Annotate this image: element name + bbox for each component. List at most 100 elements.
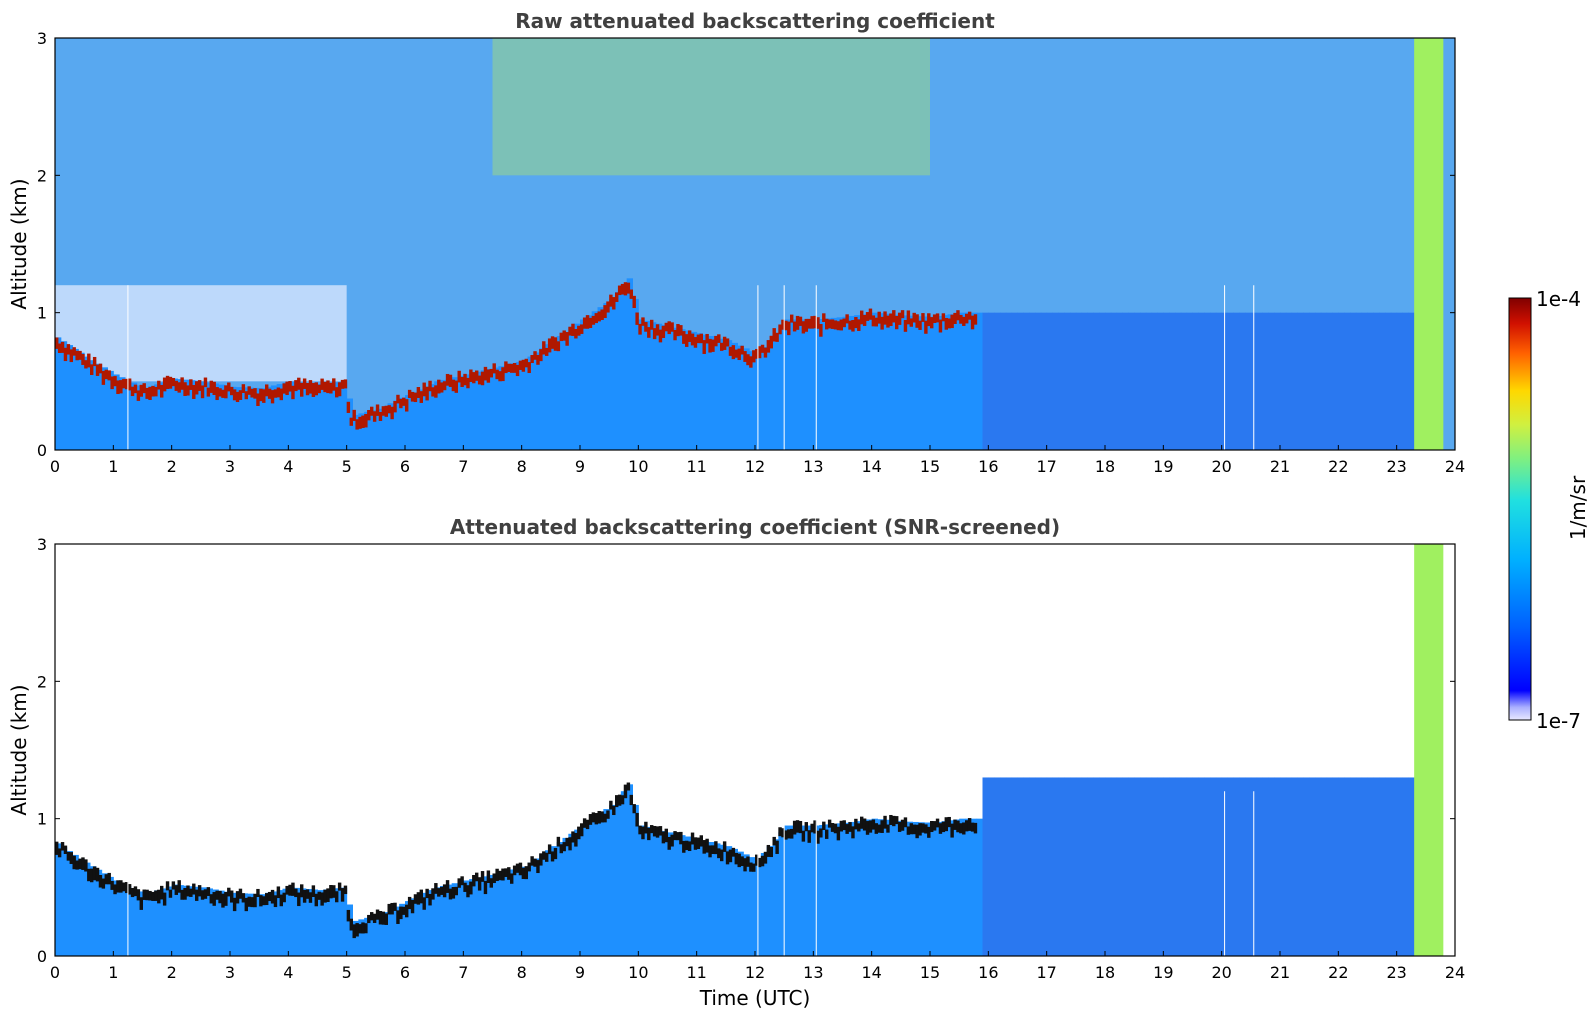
bl-column xyxy=(1134,777,1141,956)
layer-segment xyxy=(810,823,814,833)
layer-segment xyxy=(714,841,718,855)
layer-segment xyxy=(547,338,552,353)
layer-segment xyxy=(416,387,421,398)
layer-segment xyxy=(822,821,826,831)
bl-column xyxy=(416,895,423,956)
layer-segment xyxy=(530,856,534,866)
layer-segment xyxy=(685,334,689,347)
layer-segment xyxy=(445,880,450,893)
bl-column xyxy=(171,884,178,956)
bl-column xyxy=(1332,312,1339,450)
layer-segment xyxy=(57,343,62,353)
layer-segment xyxy=(652,328,657,340)
layer-segment xyxy=(527,862,531,872)
bl-column xyxy=(434,381,441,450)
bl-column xyxy=(1175,312,1182,450)
x-tick-label: 17 xyxy=(1036,963,1056,982)
bl-column xyxy=(1011,777,1018,956)
bl-column xyxy=(276,384,283,450)
layer-segment xyxy=(87,353,91,368)
y-tick-label: 0 xyxy=(37,441,47,460)
bl-column xyxy=(136,891,143,956)
layer-segment xyxy=(941,313,946,322)
x-tick-label: 20 xyxy=(1211,963,1231,982)
layer-segment xyxy=(620,795,625,805)
bl-column xyxy=(603,809,610,956)
x-axis-label: Time (UTC) xyxy=(699,986,811,1010)
layer-segment xyxy=(594,813,598,825)
layer-segment xyxy=(133,384,138,394)
layer-segment xyxy=(588,317,593,328)
bl-column xyxy=(1227,777,1234,956)
bl-column xyxy=(95,869,103,956)
layer-segment xyxy=(302,890,307,903)
layer-segment xyxy=(364,923,368,934)
bl-column xyxy=(1058,777,1065,956)
bl-column xyxy=(340,887,348,956)
bl-column xyxy=(1204,312,1211,450)
bottom-y-axis: 0 1 2 3 xyxy=(37,535,1455,966)
bl-column xyxy=(498,366,505,450)
bl-column xyxy=(982,777,989,956)
layer-segment xyxy=(965,820,969,832)
layer-segment xyxy=(693,337,698,348)
bl-column xyxy=(1064,312,1071,450)
layer-segment xyxy=(597,810,601,824)
layer-segment xyxy=(288,381,292,392)
bl-column xyxy=(1373,777,1380,956)
bl-column xyxy=(906,315,913,450)
layer-segment xyxy=(451,379,456,392)
bl-column xyxy=(883,819,890,956)
bl-column xyxy=(440,885,447,956)
layer-segment xyxy=(962,316,966,326)
bl-column xyxy=(1169,777,1176,956)
bl-column xyxy=(632,804,639,956)
layer-segment xyxy=(635,312,639,325)
bl-column xyxy=(947,314,954,450)
bl-column xyxy=(510,363,517,450)
layer-segment xyxy=(851,826,855,839)
layer-segment xyxy=(393,401,397,413)
layer-segment xyxy=(632,295,636,309)
bl-column xyxy=(475,371,482,450)
bl-column xyxy=(305,888,313,956)
layer-segment xyxy=(521,867,526,880)
bl-column xyxy=(772,839,779,956)
layer-segment xyxy=(209,380,213,393)
bl-column xyxy=(836,317,843,450)
layer-segment xyxy=(798,316,803,326)
bl-column xyxy=(644,826,651,956)
bl-column xyxy=(492,367,499,450)
bl-column xyxy=(1081,777,1088,956)
top-panel-title: Raw attenuated backscattering coefficien… xyxy=(515,9,995,33)
bl-column xyxy=(1396,777,1403,956)
layer-segment xyxy=(886,315,890,328)
layer-segment xyxy=(282,892,286,903)
bl-column xyxy=(480,876,488,956)
x-tick-label: 15 xyxy=(920,457,940,476)
layer-segment xyxy=(935,313,940,323)
bl-column xyxy=(854,315,861,450)
bl-column xyxy=(784,825,791,956)
layer-segment xyxy=(393,902,397,911)
bl-column xyxy=(142,388,149,450)
layer-segment xyxy=(399,398,403,409)
layer-segment xyxy=(784,320,788,331)
bl-column xyxy=(130,888,138,956)
layer-segment xyxy=(457,878,461,888)
bl-column xyxy=(562,331,569,450)
layer-segment xyxy=(247,386,251,395)
layer-segment xyxy=(130,887,135,898)
layer-segment xyxy=(90,868,94,883)
layer-segment xyxy=(110,376,114,390)
bl-column xyxy=(749,351,756,450)
layer-segment xyxy=(807,830,811,843)
bl-column xyxy=(1361,777,1368,956)
bl-column xyxy=(1064,777,1071,956)
layer-segment xyxy=(279,388,283,401)
layer-segment xyxy=(165,881,170,891)
layer-segment xyxy=(545,347,549,356)
bl-column xyxy=(55,843,62,956)
layer-segment xyxy=(305,889,310,899)
layer-segment xyxy=(104,369,108,380)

━━━━━━━━━━━━━━━━━━━━━━━━━━━━━━

Problem description ::
Update the listing above by changing every "layer-segment" to "cloud-layer" and leaving everything else as it is. Omit the picture from your answer.

Answer to the problem ::
Annotate this image: element name + bbox for each component. List at most 100 elements.
bl-column xyxy=(1134,777,1141,956)
cloud-layer xyxy=(810,823,814,833)
cloud-layer xyxy=(714,841,718,855)
cloud-layer xyxy=(547,338,552,353)
cloud-layer xyxy=(416,387,421,398)
cloud-layer xyxy=(822,821,826,831)
bl-column xyxy=(416,895,423,956)
cloud-layer xyxy=(530,856,534,866)
cloud-layer xyxy=(685,334,689,347)
cloud-layer xyxy=(445,880,450,893)
bl-column xyxy=(171,884,178,956)
bl-column xyxy=(1332,312,1339,450)
cloud-layer xyxy=(57,343,62,353)
cloud-layer xyxy=(652,328,657,340)
cloud-layer xyxy=(527,862,531,872)
bl-column xyxy=(434,381,441,450)
bl-column xyxy=(1175,312,1182,450)
x-tick-label: 17 xyxy=(1036,963,1056,982)
bl-column xyxy=(1011,777,1018,956)
bl-column xyxy=(276,384,283,450)
cloud-layer xyxy=(87,353,91,368)
y-tick-label: 0 xyxy=(37,441,47,460)
bl-column xyxy=(136,891,143,956)
cloud-layer xyxy=(941,313,946,322)
x-tick-label: 20 xyxy=(1211,963,1231,982)
cloud-layer xyxy=(620,795,625,805)
bl-column xyxy=(603,809,610,956)
x-axis-label: Time (UTC) xyxy=(699,986,811,1010)
cloud-layer xyxy=(594,813,598,825)
cloud-layer xyxy=(133,384,138,394)
cloud-layer xyxy=(588,317,593,328)
bl-column xyxy=(1227,777,1234,956)
bl-column xyxy=(95,869,103,956)
cloud-layer xyxy=(302,890,307,903)
cloud-layer xyxy=(364,923,368,934)
bl-column xyxy=(1058,777,1065,956)
bl-column xyxy=(340,887,348,956)
bl-column xyxy=(1204,312,1211,450)
bottom-y-axis: 0 1 2 3 xyxy=(37,535,1455,966)
bl-column xyxy=(498,366,505,450)
bl-column xyxy=(982,777,989,956)
cloud-layer xyxy=(965,820,969,832)
cloud-layer xyxy=(693,337,698,348)
bl-column xyxy=(1064,312,1071,450)
cloud-layer xyxy=(597,810,601,824)
cloud-layer xyxy=(288,381,292,392)
bl-column xyxy=(1373,777,1380,956)
bl-column xyxy=(906,315,913,450)
cloud-layer xyxy=(451,379,456,392)
bl-column xyxy=(883,819,890,956)
bl-column xyxy=(440,885,447,956)
cloud-layer xyxy=(962,316,966,326)
bl-column xyxy=(1169,777,1176,956)
bl-column xyxy=(632,804,639,956)
cloud-layer xyxy=(635,312,639,325)
bl-column xyxy=(947,314,954,450)
bl-column xyxy=(510,363,517,450)
cloud-layer xyxy=(851,826,855,839)
cloud-layer xyxy=(393,401,397,413)
cloud-layer xyxy=(632,295,636,309)
bl-column xyxy=(475,371,482,450)
bl-column xyxy=(305,888,313,956)
cloud-layer xyxy=(521,867,526,880)
bl-column xyxy=(772,839,779,956)
cloud-layer xyxy=(209,380,213,393)
bl-column xyxy=(836,317,843,450)
cloud-layer xyxy=(798,316,803,326)
bl-column xyxy=(644,826,651,956)
bl-column xyxy=(492,367,499,450)
bl-column xyxy=(1081,777,1088,956)
top-panel-title: Raw attenuated backscattering coefficien… xyxy=(515,9,995,33)
bl-column xyxy=(1396,777,1403,956)
cloud-layer xyxy=(886,315,890,328)
cloud-layer xyxy=(282,892,286,903)
bl-column xyxy=(480,876,488,956)
x-tick-label: 15 xyxy=(920,457,940,476)
cloud-layer xyxy=(935,313,940,323)
bl-column xyxy=(854,315,861,450)
bl-column xyxy=(784,825,791,956)
cloud-layer xyxy=(393,902,397,911)
bl-column xyxy=(142,388,149,450)
cloud-layer xyxy=(399,398,403,409)
cloud-layer xyxy=(784,320,788,331)
bl-column xyxy=(130,888,138,956)
cloud-layer xyxy=(457,878,461,888)
bl-column xyxy=(562,331,569,450)
cloud-layer xyxy=(247,386,251,395)
cloud-layer xyxy=(130,887,135,898)
cloud-layer xyxy=(90,868,94,883)
cloud-layer xyxy=(110,376,114,390)
bl-column xyxy=(749,351,756,450)
cloud-layer xyxy=(807,830,811,843)
bl-column xyxy=(1361,777,1368,956)
bl-column xyxy=(1064,777,1071,956)
cloud-layer xyxy=(279,388,283,401)
cloud-layer xyxy=(165,881,170,891)
cloud-layer xyxy=(545,347,549,356)
bl-column xyxy=(55,843,62,956)
cloud-layer xyxy=(305,889,310,899)
cloud-layer xyxy=(104,369,108,380)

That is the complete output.